» **TASK DETAILS**:
Extract each line of the data and write it out again exactly.

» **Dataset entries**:
start
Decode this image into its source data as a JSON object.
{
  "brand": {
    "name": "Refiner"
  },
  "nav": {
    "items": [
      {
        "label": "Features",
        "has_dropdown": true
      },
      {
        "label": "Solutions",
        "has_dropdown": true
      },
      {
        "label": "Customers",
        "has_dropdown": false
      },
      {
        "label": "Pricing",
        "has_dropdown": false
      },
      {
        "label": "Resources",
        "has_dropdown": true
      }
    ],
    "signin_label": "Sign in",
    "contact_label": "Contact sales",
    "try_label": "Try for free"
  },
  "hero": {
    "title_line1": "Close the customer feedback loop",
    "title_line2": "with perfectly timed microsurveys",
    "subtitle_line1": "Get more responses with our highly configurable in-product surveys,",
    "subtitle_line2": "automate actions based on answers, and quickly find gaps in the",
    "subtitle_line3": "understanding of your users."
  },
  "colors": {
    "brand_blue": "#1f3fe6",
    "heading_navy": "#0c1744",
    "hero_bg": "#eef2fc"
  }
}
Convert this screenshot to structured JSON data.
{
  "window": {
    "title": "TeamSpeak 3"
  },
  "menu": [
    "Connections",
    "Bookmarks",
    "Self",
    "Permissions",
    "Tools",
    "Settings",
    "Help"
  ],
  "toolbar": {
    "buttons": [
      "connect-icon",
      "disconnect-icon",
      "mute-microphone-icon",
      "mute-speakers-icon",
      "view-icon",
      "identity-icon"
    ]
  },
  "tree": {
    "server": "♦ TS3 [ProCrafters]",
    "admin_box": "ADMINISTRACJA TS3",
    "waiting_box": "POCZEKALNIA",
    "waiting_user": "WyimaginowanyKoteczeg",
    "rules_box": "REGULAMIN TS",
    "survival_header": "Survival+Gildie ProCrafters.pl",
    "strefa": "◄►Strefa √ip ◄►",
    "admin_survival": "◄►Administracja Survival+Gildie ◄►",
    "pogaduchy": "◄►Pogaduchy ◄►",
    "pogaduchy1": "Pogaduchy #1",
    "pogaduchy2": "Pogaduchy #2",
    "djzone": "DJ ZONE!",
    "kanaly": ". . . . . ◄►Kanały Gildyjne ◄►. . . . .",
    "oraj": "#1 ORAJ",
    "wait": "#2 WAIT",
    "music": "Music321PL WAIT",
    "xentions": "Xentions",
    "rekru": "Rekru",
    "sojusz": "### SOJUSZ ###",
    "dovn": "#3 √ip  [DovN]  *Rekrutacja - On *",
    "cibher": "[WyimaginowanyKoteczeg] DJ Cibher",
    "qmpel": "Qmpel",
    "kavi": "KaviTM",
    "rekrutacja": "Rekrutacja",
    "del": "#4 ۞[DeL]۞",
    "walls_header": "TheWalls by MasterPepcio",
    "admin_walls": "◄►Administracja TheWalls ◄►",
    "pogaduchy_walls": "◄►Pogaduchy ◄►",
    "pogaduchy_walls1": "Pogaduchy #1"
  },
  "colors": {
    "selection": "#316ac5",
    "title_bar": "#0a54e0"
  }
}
end
» **TASK ANSWER**:
Decode this image into its source data as a JSON object.
{
  "brand": {
    "name": "Refiner"
  },
  "nav": {
    "items": [
      {
        "label": "Features",
        "has_dropdown": true
      },
      {
        "label": "Solutions",
        "has_dropdown": true
      },
      {
        "label": "Customers",
        "has_dropdown": false
      },
      {
        "label": "Pricing",
        "has_dropdown": false
      },
      {
        "label": "Resources",
        "has_dropdown": true
      }
    ],
    "signin_label": "Sign in",
    "contact_label": "Contact sales",
    "try_label": "Try for free"
  },
  "hero": {
    "title_line1": "Close the customer feedback loop",
    "title_line2": "with perfectly timed microsurveys",
    "subtitle_line1": "Get more responses with our highly configurable in-product surveys,",
    "subtitle_line2": "automate actions based on answers, and quickly find gaps in the",
    "subtitle_line3": "understanding of your users."
  },
  "colors": {
    "brand_blue": "#1f3fe6",
    "heading_navy": "#0c1744",
    "hero_bg": "#eef2fc"
  }
}
Convert this screenshot to structured JSON data.
{
  "window": {
    "title": "TeamSpeak 3"
  },
  "menu": [
    "Connections",
    "Bookmarks",
    "Self",
    "Permissions",
    "Tools",
    "Settings",
    "Help"
  ],
  "toolbar": {
    "buttons": [
      "connect-icon",
      "disconnect-icon",
      "mute-microphone-icon",
      "mute-speakers-icon",
      "view-icon",
      "identity-icon"
    ]
  },
  "tree": {
    "server": "♦ TS3 [ProCrafters]",
    "admin_box": "ADMINISTRACJA TS3",
    "waiting_box": "POCZEKALNIA",
    "waiting_user": "WyimaginowanyKoteczeg",
    "rules_box": "REGULAMIN TS",
    "survival_header": "Survival+Gildie ProCrafters.pl",
    "strefa": "◄►Strefa √ip ◄►",
    "admin_survival": "◄►Administracja Survival+Gildie ◄►",
    "pogaduchy": "◄►Pogaduchy ◄►",
    "pogaduchy1": "Pogaduchy #1",
    "pogaduchy2": "Pogaduchy #2",
    "djzone": "DJ ZONE!",
    "kanaly": ". . . . . ◄►Kanały Gildyjne ◄►. . . . .",
    "oraj": "#1 ORAJ",
    "wait": "#2 WAIT",
    "music": "Music321PL WAIT",
    "xentions": "Xentions",
    "rekru": "Rekru",
    "sojusz": "### SOJUSZ ###",
    "dovn": "#3 √ip  [DovN]  *Rekrutacja - On *",
    "cibher": "[WyimaginowanyKoteczeg] DJ Cibher",
    "qmpel": "Qmpel",
    "kavi": "KaviTM",
    "rekrutacja": "Rekrutacja",
    "del": "#4 ۞[DeL]۞",
    "walls_header": "TheWalls by MasterPepcio",
    "admin_walls": "◄►Administracja TheWalls ◄►",
    "pogaduchy_walls": "◄►Pogaduchy ◄►",
    "pogaduchy_walls1": "Pogaduchy #1"
  },
  "colors": {
    "selection": "#316ac5",
    "title_bar": "#0a54e0"
  }
}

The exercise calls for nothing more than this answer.